------ Material for this task

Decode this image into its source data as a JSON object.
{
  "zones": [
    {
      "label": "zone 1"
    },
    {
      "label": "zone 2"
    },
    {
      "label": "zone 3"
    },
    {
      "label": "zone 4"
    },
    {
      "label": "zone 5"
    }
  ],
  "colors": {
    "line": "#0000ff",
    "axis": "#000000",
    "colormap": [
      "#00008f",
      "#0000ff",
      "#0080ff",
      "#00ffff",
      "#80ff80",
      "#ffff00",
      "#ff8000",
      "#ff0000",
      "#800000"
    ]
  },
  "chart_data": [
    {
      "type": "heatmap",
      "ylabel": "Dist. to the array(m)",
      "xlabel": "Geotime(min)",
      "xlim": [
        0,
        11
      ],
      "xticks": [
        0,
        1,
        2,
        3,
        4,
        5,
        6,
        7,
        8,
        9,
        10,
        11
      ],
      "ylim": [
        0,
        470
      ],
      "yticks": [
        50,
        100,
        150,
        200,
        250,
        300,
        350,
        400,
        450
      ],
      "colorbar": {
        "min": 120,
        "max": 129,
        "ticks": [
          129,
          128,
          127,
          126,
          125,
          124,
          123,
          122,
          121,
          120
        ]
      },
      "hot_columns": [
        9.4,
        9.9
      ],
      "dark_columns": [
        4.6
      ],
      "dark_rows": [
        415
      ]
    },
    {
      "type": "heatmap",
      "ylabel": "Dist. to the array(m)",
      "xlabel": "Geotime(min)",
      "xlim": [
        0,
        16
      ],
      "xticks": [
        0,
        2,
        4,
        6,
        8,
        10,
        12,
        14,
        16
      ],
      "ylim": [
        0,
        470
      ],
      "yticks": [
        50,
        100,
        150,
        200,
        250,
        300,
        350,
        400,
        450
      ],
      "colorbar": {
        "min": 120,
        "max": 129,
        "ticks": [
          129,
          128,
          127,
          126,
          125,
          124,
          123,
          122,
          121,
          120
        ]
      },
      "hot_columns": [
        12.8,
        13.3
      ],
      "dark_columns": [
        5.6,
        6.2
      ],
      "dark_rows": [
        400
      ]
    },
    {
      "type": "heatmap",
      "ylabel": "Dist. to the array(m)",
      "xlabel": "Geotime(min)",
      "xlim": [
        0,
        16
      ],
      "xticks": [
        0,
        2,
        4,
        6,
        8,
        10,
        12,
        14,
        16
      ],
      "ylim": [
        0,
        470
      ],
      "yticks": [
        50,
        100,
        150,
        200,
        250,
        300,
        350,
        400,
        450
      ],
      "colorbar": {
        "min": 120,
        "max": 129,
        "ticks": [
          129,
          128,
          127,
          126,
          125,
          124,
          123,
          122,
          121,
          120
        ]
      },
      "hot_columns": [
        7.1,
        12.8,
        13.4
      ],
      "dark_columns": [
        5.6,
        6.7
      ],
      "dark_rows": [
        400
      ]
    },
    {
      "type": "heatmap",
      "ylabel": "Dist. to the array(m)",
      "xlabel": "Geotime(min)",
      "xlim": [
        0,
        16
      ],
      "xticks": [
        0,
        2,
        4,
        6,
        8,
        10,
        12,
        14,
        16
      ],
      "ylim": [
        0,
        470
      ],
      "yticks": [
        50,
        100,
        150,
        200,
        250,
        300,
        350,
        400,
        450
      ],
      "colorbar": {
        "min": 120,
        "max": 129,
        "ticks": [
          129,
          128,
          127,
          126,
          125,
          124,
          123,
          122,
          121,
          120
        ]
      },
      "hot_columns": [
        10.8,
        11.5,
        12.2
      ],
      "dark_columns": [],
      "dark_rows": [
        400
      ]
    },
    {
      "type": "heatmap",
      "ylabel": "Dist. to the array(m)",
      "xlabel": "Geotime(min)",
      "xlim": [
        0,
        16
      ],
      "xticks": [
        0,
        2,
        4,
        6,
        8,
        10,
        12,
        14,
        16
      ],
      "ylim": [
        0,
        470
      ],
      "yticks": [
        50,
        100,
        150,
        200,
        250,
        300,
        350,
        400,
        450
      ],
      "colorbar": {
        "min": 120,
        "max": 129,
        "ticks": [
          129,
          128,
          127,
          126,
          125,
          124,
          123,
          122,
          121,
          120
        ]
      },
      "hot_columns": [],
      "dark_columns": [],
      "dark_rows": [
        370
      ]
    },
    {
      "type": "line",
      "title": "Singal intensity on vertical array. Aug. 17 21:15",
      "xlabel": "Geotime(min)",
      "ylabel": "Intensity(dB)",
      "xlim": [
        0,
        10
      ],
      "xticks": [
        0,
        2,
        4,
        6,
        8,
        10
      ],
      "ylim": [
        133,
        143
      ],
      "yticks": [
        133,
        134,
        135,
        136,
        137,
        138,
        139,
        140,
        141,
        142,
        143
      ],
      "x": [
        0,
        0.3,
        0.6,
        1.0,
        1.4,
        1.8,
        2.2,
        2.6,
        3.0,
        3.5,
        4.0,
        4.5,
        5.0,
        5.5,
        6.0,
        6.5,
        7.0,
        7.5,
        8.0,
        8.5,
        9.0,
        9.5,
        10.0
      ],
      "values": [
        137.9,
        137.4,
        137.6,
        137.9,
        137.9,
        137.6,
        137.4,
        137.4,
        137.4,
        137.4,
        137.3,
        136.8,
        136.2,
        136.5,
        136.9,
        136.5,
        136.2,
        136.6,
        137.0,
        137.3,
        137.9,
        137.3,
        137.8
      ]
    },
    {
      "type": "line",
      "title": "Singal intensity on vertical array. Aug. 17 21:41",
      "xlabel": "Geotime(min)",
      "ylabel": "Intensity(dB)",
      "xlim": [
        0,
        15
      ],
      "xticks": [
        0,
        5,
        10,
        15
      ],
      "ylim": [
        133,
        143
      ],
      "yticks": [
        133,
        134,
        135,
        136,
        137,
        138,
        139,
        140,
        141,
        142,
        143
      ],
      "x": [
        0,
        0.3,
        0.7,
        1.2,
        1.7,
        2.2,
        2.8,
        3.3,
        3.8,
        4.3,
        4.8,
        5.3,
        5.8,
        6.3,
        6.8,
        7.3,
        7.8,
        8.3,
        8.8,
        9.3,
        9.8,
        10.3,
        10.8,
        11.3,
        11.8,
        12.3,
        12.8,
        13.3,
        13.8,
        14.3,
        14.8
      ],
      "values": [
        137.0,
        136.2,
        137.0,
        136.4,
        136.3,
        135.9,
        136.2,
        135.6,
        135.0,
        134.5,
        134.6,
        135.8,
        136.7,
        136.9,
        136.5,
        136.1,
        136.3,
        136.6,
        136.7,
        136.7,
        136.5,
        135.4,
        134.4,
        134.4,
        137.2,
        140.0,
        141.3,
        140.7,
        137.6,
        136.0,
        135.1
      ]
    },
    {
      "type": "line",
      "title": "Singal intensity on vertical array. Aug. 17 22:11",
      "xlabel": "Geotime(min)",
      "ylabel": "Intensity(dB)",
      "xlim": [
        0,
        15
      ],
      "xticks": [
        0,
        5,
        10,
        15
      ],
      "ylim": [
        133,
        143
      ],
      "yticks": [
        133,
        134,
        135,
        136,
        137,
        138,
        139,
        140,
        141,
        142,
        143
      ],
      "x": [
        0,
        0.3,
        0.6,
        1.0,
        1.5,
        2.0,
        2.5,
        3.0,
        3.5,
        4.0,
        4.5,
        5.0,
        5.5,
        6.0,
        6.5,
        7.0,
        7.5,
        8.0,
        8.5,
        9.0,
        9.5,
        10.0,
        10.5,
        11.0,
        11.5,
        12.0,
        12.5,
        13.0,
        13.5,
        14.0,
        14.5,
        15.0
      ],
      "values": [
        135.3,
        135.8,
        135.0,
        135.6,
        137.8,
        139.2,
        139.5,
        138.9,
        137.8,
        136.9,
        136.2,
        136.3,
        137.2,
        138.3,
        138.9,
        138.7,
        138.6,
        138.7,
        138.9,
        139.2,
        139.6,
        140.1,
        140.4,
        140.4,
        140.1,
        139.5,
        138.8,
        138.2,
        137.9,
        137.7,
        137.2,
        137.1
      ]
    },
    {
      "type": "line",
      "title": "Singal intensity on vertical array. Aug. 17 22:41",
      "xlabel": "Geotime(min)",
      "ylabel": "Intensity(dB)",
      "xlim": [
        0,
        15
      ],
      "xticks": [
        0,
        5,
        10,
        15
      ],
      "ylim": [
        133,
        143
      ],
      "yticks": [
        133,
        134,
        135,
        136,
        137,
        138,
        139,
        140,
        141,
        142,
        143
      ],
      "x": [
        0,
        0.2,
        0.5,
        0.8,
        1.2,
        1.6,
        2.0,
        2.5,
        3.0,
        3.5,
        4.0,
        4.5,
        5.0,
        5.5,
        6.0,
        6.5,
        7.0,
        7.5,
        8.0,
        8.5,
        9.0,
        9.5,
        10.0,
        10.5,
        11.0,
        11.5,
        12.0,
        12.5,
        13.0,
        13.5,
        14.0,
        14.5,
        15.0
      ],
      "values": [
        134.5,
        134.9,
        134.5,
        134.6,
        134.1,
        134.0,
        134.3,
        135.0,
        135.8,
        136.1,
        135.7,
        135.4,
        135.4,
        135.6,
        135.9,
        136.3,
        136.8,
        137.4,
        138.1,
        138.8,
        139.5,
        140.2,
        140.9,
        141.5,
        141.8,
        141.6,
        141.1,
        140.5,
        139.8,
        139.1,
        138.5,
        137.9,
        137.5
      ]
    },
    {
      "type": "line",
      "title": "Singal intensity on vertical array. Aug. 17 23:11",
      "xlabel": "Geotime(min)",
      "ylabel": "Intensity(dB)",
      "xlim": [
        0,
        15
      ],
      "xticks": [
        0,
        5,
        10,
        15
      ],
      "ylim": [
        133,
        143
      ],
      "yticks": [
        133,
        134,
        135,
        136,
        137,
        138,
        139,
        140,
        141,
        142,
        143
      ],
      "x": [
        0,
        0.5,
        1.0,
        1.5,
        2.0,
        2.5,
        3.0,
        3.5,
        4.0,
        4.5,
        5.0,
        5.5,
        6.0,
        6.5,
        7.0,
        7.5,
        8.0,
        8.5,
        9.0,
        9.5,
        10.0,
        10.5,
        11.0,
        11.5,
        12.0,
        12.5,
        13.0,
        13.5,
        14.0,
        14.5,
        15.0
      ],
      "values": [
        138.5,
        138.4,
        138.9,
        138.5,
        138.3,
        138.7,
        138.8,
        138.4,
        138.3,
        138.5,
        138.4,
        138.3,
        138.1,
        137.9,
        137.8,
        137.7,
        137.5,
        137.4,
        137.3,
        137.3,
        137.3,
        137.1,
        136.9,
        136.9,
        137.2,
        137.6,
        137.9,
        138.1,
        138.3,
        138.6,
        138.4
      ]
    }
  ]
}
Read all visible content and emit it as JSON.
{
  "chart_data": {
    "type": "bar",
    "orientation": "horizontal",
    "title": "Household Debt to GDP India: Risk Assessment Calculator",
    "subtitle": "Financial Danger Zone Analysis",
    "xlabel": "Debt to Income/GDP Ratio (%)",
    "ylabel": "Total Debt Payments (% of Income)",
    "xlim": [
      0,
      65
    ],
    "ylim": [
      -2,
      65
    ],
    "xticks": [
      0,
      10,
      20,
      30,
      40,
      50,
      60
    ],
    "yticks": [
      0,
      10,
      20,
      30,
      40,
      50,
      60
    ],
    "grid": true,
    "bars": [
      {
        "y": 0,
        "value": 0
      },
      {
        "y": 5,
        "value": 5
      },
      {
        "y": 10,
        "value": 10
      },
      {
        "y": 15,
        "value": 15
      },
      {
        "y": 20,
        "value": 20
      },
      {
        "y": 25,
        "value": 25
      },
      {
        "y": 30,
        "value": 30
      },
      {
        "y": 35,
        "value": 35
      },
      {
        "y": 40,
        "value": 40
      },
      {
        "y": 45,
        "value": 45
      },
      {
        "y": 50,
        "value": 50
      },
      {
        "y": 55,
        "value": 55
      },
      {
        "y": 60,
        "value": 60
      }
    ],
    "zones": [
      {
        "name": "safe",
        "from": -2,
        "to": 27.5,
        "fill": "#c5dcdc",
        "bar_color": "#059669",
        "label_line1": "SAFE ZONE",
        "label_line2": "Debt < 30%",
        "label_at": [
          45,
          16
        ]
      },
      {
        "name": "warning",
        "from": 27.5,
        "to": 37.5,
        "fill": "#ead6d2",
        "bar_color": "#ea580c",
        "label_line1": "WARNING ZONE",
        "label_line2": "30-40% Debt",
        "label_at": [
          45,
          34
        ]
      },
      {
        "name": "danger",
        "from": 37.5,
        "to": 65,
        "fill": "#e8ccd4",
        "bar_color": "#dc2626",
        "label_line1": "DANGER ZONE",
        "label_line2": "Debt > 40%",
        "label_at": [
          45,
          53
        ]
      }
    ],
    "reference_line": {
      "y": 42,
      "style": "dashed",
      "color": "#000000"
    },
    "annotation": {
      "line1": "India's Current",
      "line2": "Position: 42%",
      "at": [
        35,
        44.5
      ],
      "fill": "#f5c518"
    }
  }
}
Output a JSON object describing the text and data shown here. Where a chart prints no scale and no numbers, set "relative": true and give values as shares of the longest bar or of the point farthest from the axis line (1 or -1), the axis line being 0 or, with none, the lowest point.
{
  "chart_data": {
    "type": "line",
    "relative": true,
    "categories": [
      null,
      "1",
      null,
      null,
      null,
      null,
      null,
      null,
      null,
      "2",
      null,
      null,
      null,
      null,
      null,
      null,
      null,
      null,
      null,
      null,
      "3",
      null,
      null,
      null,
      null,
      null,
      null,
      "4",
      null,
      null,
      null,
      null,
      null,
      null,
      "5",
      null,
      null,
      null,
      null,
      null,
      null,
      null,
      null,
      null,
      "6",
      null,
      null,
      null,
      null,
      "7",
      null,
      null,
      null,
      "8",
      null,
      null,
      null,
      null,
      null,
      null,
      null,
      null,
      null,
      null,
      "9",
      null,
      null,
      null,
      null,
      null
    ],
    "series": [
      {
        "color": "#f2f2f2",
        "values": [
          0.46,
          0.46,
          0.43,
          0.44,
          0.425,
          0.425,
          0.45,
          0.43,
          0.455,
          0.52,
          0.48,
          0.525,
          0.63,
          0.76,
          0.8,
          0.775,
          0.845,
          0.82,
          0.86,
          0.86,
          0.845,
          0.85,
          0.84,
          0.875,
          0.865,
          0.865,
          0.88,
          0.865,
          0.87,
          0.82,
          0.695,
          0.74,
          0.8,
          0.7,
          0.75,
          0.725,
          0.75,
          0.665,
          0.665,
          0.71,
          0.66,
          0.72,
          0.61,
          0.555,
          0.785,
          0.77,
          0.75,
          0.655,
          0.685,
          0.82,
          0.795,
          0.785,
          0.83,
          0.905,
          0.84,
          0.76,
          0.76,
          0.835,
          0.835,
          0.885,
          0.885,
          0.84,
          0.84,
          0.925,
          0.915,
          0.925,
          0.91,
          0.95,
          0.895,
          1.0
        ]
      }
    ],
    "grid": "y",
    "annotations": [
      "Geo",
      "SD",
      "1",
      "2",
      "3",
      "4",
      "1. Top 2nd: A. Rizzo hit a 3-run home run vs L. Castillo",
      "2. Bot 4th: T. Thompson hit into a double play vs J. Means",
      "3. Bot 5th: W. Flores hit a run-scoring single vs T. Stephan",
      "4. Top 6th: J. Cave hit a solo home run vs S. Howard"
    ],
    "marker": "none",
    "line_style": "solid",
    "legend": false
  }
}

------------

Reply with nothing except the number of lines in the listing above that include the string "fill".

Answer in full: 4